-- Provided data --
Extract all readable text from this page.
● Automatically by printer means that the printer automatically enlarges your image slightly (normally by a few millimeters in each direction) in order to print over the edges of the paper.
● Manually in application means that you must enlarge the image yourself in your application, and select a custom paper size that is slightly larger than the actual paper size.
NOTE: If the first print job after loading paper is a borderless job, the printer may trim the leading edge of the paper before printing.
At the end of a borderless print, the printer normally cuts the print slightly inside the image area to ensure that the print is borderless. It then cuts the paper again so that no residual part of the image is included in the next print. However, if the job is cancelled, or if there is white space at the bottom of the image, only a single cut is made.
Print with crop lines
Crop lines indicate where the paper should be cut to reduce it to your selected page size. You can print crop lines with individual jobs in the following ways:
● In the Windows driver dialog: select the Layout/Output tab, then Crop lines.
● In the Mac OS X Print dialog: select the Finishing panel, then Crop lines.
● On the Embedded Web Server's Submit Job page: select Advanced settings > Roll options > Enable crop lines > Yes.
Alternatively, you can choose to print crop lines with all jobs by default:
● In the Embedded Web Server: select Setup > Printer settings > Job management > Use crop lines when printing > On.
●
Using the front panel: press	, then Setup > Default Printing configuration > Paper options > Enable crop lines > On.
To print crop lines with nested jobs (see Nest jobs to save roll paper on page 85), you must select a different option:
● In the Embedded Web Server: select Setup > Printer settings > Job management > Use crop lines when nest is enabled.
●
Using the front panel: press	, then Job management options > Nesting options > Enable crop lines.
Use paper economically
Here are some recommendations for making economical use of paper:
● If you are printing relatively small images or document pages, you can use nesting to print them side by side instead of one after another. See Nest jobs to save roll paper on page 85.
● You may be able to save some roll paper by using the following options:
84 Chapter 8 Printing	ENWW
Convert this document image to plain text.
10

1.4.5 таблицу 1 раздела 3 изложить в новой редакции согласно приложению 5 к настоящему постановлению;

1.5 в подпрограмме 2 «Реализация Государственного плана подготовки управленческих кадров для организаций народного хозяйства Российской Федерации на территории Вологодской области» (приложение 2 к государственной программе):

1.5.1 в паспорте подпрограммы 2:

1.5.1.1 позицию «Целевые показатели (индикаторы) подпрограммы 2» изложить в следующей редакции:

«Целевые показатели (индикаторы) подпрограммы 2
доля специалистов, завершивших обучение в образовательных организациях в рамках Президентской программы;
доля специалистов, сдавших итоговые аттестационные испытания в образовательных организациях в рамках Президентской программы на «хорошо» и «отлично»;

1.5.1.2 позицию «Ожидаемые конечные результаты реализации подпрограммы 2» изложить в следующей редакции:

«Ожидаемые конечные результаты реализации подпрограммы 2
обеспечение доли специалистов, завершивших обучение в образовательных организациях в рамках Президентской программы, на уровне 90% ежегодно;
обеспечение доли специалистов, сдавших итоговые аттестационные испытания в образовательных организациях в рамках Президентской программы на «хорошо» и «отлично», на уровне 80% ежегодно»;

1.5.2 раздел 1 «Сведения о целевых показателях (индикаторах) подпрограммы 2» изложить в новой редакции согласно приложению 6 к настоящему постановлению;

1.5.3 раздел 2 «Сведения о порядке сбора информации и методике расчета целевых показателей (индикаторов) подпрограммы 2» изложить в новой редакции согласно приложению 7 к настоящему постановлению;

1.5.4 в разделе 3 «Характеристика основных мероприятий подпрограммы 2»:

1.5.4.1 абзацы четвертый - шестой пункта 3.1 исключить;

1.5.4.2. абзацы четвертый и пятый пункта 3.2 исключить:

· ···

-- Written exercise --
Make an exact copy of every line from the one with "Convert this document image to plain text." to the end of the data, with the first and last of those lines included.

-- Output of the task --
Convert this document image to plain text.
10

1.4.5 таблицу 1 раздела 3 изложить в новой редакции согласно приложению 5 к настоящему постановлению;

1.5 в подпрограмме 2 «Реализация Государственного плана подготовки управленческих кадров для организаций народного хозяйства Российской Федерации на территории Вологодской области» (приложение 2 к государственной программе):

1.5.1 в паспорте подпрограммы 2:

1.5.1.1 позицию «Целевые показатели (индикаторы) подпрограммы 2» изложить в следующей редакции:

«Целевые показатели (индикаторы) подпрограммы 2
доля специалистов, завершивших обучение в образовательных организациях в рамках Президентской программы;
доля специалистов, сдавших итоговые аттестационные испытания в образовательных организациях в рамках Президентской программы на «хорошо» и «отлично»;

1.5.1.2 позицию «Ожидаемые конечные результаты реализации подпрограммы 2» изложить в следующей редакции:

«Ожидаемые конечные результаты реализации подпрограммы 2
обеспечение доли специалистов, завершивших обучение в образовательных организациях в рамках Президентской программы, на уровне 90% ежегодно;
обеспечение доли специалистов, сдавших итоговые аттестационные испытания в образовательных организациях в рамках Президентской программы на «хорошо» и «отлично», на уровне 80% ежегодно»;

1.5.2 раздел 1 «Сведения о целевых показателях (индикаторах) подпрограммы 2» изложить в новой редакции согласно приложению 6 к настоящему постановлению;

1.5.3 раздел 2 «Сведения о порядке сбора информации и методике расчета целевых показателей (индикаторов) подпрограммы 2» изложить в новой редакции согласно приложению 7 к настоящему постановлению;

1.5.4 в разделе 3 «Характеристика основных мероприятий подпрограммы 2»:

1.5.4.1 абзацы четвертый - шестой пункта 3.1 исключить;

1.5.4.2. абзацы четвертый и пятый пункта 3.2 исключить:

· ···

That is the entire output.